• [WRITTEN REQUEST]: Return the listing below unchanged, minus its pictures.

--- BEGIN WORKING DATA ---

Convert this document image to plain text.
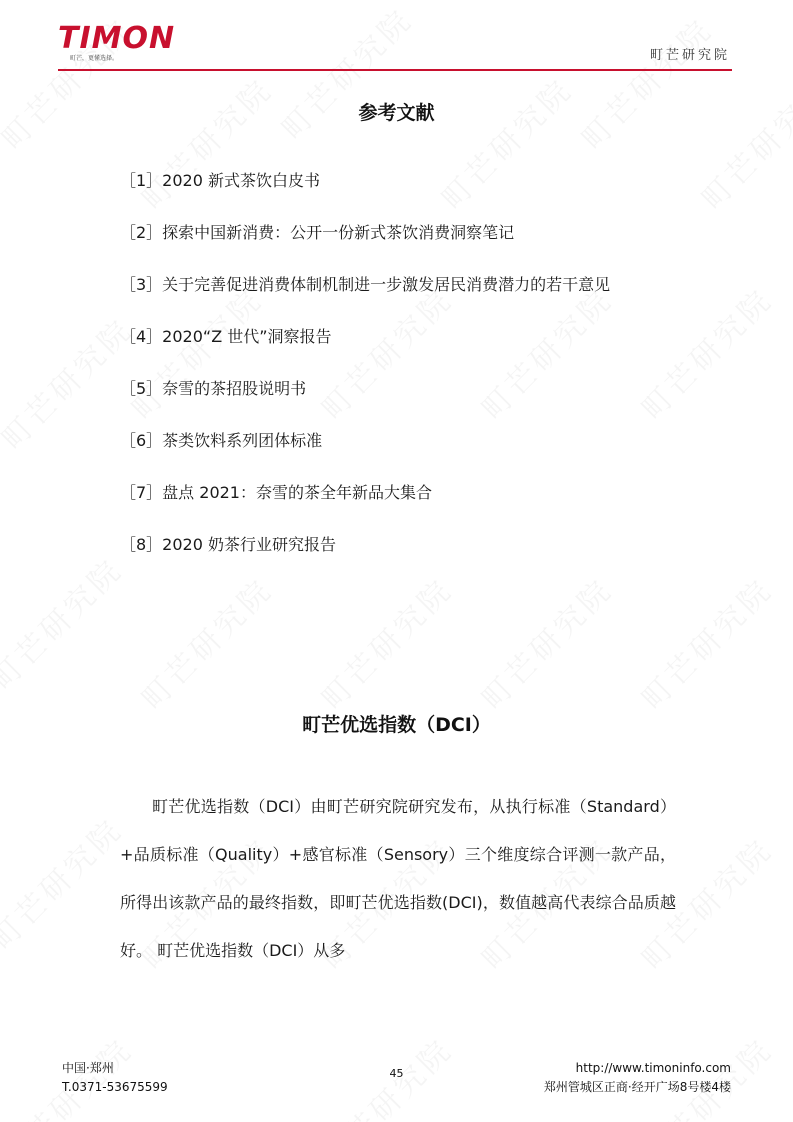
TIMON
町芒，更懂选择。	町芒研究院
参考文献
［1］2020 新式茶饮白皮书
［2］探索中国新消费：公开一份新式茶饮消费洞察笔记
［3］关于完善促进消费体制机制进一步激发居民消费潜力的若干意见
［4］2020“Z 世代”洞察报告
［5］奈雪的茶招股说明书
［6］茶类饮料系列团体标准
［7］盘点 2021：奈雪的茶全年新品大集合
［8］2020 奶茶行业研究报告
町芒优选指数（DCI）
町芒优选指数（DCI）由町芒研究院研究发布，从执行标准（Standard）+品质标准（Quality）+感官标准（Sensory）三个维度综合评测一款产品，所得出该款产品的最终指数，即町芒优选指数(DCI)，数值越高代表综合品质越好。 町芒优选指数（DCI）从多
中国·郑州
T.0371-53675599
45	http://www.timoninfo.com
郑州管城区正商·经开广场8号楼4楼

--- END WORKING DATA ---

• [TASK OUTPUT]:
Convert this document image to plain text.
TIMON
町芒，更懂选择。	町芒研究院
参考文献
［1］2020 新式茶饮白皮书
［2］探索中国新消费：公开一份新式茶饮消费洞察笔记
［3］关于完善促进消费体制机制进一步激发居民消费潜力的若干意见
［4］2020“Z 世代”洞察报告
［5］奈雪的茶招股说明书
［6］茶类饮料系列团体标准
［7］盘点 2021：奈雪的茶全年新品大集合
［8］2020 奶茶行业研究报告
町芒优选指数（DCI）
町芒优选指数（DCI）由町芒研究院研究发布，从执行标准（Standard）+品质标准（Quality）+感官标准（Sensory）三个维度综合评测一款产品，所得出该款产品的最终指数，即町芒优选指数(DCI)，数值越高代表综合品质越好。 町芒优选指数（DCI）从多
中国·郑州
T.0371-53675599
45	http://www.timoninfo.com
郑州管城区正商·经开广场8号楼4楼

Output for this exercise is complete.